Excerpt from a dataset

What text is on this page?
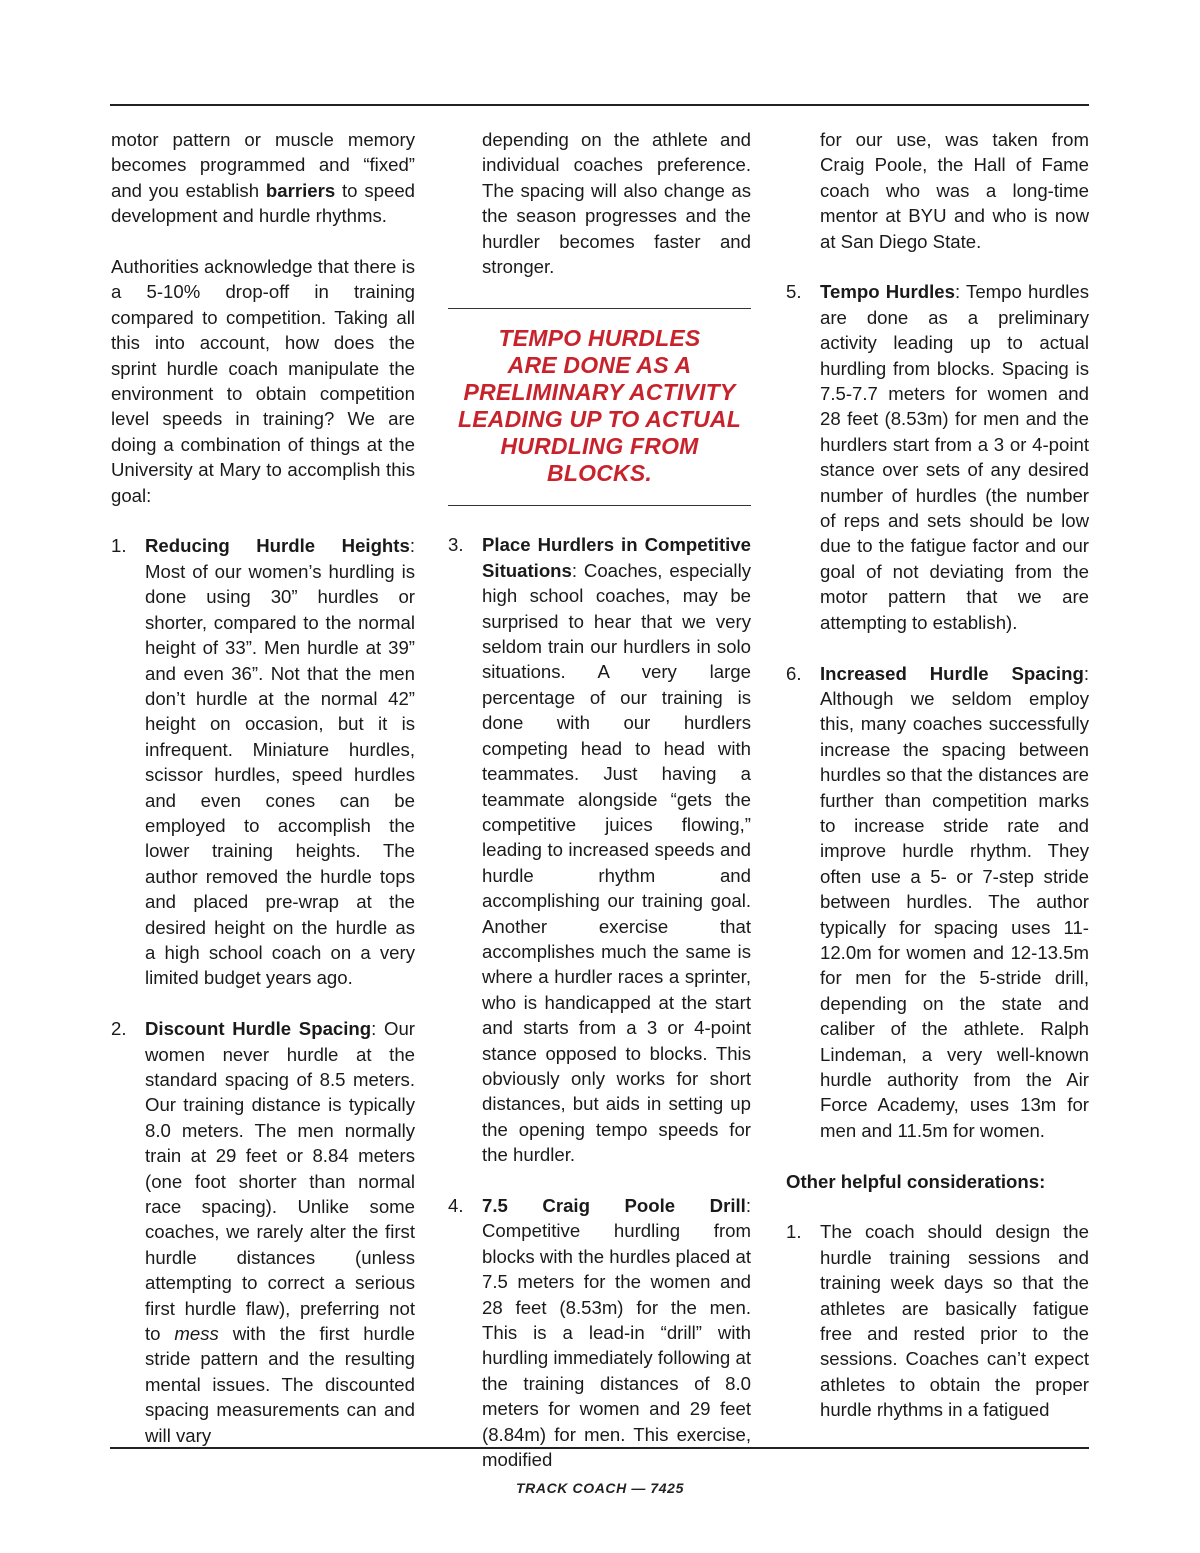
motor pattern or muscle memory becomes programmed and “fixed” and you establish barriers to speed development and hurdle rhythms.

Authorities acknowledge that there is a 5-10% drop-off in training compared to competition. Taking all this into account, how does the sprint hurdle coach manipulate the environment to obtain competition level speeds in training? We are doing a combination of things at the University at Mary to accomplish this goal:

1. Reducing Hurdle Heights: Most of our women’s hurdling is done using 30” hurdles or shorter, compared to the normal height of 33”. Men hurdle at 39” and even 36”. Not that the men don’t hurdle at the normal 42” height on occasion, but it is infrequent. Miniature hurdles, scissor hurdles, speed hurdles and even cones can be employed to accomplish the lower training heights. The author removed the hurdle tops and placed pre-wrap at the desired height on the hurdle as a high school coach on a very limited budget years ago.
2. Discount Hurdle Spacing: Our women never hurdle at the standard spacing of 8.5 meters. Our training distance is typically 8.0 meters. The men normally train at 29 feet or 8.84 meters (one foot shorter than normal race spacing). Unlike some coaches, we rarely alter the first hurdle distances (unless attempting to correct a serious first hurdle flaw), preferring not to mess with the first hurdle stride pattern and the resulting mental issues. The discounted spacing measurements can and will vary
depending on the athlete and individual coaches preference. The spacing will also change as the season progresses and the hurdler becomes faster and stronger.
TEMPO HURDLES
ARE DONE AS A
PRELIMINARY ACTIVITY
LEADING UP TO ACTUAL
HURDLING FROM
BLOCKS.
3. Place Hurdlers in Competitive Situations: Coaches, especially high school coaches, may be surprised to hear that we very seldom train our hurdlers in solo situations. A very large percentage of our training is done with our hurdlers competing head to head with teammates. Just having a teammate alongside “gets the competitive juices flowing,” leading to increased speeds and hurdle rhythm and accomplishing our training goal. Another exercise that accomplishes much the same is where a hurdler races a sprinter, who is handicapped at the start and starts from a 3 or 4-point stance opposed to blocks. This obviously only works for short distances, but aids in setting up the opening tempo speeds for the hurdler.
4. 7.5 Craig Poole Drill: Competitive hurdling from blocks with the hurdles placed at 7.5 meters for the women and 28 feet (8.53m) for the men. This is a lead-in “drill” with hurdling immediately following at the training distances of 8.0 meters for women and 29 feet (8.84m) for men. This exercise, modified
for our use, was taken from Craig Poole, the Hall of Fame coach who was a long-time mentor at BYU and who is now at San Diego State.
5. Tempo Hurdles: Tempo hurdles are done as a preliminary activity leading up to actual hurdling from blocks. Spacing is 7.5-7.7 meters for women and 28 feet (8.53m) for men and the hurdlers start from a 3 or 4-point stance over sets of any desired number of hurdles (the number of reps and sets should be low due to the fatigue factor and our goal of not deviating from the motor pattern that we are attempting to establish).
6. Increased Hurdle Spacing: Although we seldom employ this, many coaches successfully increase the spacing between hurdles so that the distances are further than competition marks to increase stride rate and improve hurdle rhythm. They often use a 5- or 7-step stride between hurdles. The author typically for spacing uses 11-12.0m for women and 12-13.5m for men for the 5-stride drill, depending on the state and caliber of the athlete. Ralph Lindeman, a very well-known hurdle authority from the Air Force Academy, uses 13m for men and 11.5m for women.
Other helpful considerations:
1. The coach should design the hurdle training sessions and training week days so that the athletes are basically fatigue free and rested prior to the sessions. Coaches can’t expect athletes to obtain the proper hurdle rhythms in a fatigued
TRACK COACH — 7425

...

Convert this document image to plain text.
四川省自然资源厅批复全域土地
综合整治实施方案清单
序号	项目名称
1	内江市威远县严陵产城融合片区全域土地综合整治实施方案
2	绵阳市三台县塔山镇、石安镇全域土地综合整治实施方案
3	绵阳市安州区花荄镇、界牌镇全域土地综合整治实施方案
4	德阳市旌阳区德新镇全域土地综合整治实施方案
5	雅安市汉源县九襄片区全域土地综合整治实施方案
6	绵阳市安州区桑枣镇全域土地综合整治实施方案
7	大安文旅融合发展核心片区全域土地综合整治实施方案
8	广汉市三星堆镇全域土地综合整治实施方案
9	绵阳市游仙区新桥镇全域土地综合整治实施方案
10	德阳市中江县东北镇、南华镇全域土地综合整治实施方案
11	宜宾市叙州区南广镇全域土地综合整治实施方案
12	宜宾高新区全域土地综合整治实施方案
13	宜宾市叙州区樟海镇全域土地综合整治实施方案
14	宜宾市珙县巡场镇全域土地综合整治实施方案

==

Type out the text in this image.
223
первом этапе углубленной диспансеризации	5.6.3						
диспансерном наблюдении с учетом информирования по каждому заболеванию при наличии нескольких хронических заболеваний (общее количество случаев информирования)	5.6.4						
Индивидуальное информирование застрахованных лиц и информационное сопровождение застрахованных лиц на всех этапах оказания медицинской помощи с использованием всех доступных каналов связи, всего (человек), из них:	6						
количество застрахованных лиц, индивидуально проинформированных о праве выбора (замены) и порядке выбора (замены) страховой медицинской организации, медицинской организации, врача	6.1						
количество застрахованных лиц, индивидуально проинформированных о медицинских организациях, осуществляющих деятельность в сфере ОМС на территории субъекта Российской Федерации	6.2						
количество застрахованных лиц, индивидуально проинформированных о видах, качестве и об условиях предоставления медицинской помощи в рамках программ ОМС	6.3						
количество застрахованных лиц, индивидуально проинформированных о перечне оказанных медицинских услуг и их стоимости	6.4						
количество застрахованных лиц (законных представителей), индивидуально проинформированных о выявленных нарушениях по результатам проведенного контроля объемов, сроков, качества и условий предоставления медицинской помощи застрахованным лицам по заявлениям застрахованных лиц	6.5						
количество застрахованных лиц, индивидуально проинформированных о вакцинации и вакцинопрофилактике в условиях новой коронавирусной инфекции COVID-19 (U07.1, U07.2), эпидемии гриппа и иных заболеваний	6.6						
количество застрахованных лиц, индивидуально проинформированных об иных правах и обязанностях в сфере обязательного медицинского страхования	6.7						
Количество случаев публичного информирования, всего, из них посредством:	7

- [Goal]
In the lines above, locate the string "случаев". Copy every line where it occurs.

- [Task response]
диспансерном наблюдении с учетом информирования по каждому заболеванию при наличии нескольких хронических заболеваний (общее количество случаев информирования)	5.6.4						
Количество случаев публичного информирования, всего, из них посредством:	7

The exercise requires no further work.